Task requirements: In full and without alteration, give the listing again.

Data provided:
-- begin --

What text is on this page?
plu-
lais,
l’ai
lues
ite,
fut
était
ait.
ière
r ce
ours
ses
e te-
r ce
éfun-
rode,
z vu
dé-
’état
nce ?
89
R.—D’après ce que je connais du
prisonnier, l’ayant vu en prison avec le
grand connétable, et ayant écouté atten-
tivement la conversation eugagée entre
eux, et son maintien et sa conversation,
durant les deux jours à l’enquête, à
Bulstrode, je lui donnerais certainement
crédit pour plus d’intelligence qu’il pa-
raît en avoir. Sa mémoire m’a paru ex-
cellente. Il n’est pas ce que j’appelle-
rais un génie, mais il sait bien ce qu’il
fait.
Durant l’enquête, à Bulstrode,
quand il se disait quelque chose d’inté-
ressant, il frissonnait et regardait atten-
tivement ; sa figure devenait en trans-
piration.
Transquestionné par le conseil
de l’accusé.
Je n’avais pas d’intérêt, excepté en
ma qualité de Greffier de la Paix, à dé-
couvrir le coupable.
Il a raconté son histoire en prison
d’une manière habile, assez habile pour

-- end --

Output for this exercise:
What text is on this page?
plu-
lais,
l’ai
lues
ite,
fut
était
ait.
ière
r ce
ours
ses
e te-
r ce
éfun-
rode,
z vu
dé-
’état
nce ?
89
R.—D’après ce que je connais du
prisonnier, l’ayant vu en prison avec le
grand connétable, et ayant écouté atten-
tivement la conversation eugagée entre
eux, et son maintien et sa conversation,
durant les deux jours à l’enquête, à
Bulstrode, je lui donnerais certainement
crédit pour plus d’intelligence qu’il pa-
raît en avoir. Sa mémoire m’a paru ex-
cellente. Il n’est pas ce que j’appelle-
rais un génie, mais il sait bien ce qu’il
fait.
Durant l’enquête, à Bulstrode,
quand il se disait quelque chose d’inté-
ressant, il frissonnait et regardait atten-
tivement ; sa figure devenait en trans-
piration.
Transquestionné par le conseil
de l’accusé.
Je n’avais pas d’intérêt, excepté en
ma qualité de Greffier de la Paix, à dé-
couvrir le coupable.
Il a raconté son histoire en prison
d’une manière habile, assez habile pour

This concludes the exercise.